┌─ Rows

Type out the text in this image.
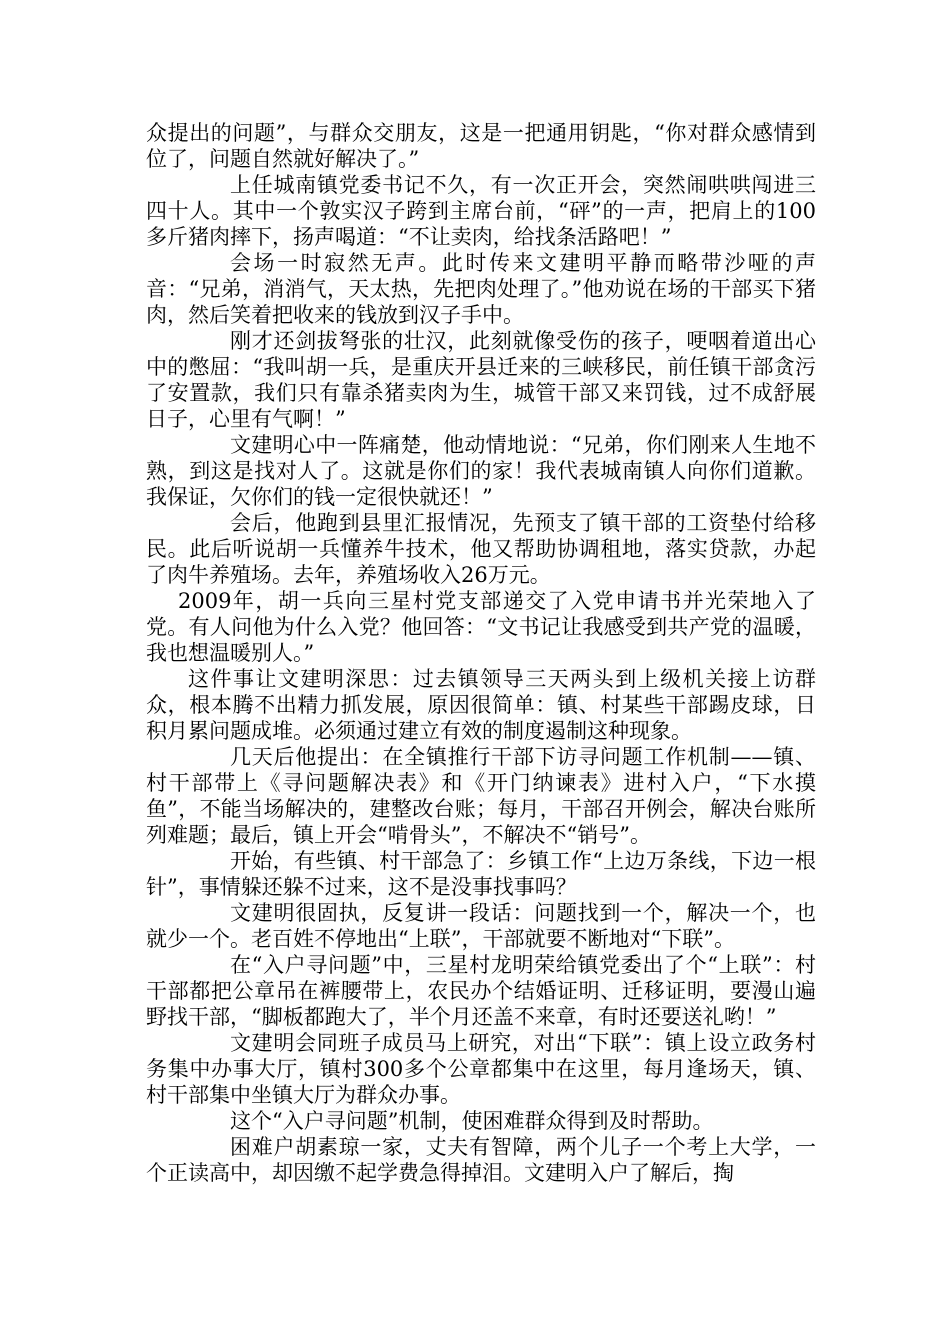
众提出的问题”，与群众交朋友，这是一把通用钥匙，“你对群众感情到位了，问题自然就好解决了。”

上任城南镇党委书记不久，有一次正开会，突然闹哄哄闯进三四十人。其中一个敦实汉子跨到主席台前，“砰”的一声，把肩上的100多斤猪肉摔下，扬声喝道：“不让卖肉，给找条活路吧！”

会场一时寂然无声。此时传来文建明平静而略带沙哑的声音：“兄弟，消消气，天太热，先把肉处理了。”他劝说在场的干部买下猪肉，然后笑着把收来的钱放到汉子手中。

刚才还剑拔弩张的壮汉，此刻就像受伤的孩子，哽咽着道出心中的憋屈：“我叫胡一兵，是重庆开县迁来的三峡移民，前任镇干部贪污了安置款，我们只有靠杀猪卖肉为生，城管干部又来罚钱，过不成舒展日子，心里有气啊！”

文建明心中一阵痛楚，他动情地说：“兄弟，你们刚来人生地不熟，到这是找对人了。这就是你们的家！我代表城南镇人向你们道歉。我保证，欠你们的钱一定很快就还！”

会后，他跑到县里汇报情况，先预支了镇干部的工资垫付给移民。此后听说胡一兵懂养牛技术，他又帮助协调租地，落实贷款，办起了肉牛养殖场。去年，养殖场收入26万元。

2009年，胡一兵向三星村党支部递交了入党申请书并光荣地入了党。有人问他为什么入党？他回答：“文书记让我感受到共产党的温暖，我也想温暖别人。”

这件事让文建明深思：过去镇领导三天两头到上级机关接上访群众，根本腾不出精力抓发展，原因很简单：镇、村某些干部踢皮球，日积月累问题成堆。必须通过建立有效的制度遏制这种现象。

几天后他提出：在全镇推行干部下访寻问题工作机制——镇、村干部带上《寻问题解决表》和《开门纳谏表》进村入户，“下水摸鱼”，不能当场解决的，建整改台账；每月，干部召开例会，解决台账所列难题；最后，镇上开会“啃骨头”，不解决不“销号”。

开始，有些镇、村干部急了：乡镇工作“上边万条线，下边一根针”，事情躲还躲不过来，这不是没事找事吗？

文建明很固执，反复讲一段话：问题找到一个，解决一个，也就少一个。老百姓不停地出“上联”，干部就要不断地对“下联”。

在“入户寻问题”中，三星村龙明荣给镇党委出了个“上联”：村干部都把公章吊在裤腰带上，农民办个结婚证明、迁移证明，要漫山遍野找干部，“脚板都跑大了，半个月还盖不来章，有时还要送礼哟！”

文建明会同班子成员马上研究，对出“下联”：镇上设立政务村务集中办事大厅，镇村300多个公章都集中在这里，每月逢场天，镇、村干部集中坐镇大厅为群众办事。

这个“入户寻问题”机制，使困难群众得到及时帮助。

困难户胡素琼一家，丈夫有智障，两个儿子一个考上大学，一个正读高中，却因缴不起学费急得掉泪。文建明入户了解后，掏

└─

* _What to produce_:
Using the listing above, state the number of lines that hold "入户寻问题", with no other text.

* _Expected answer_:
2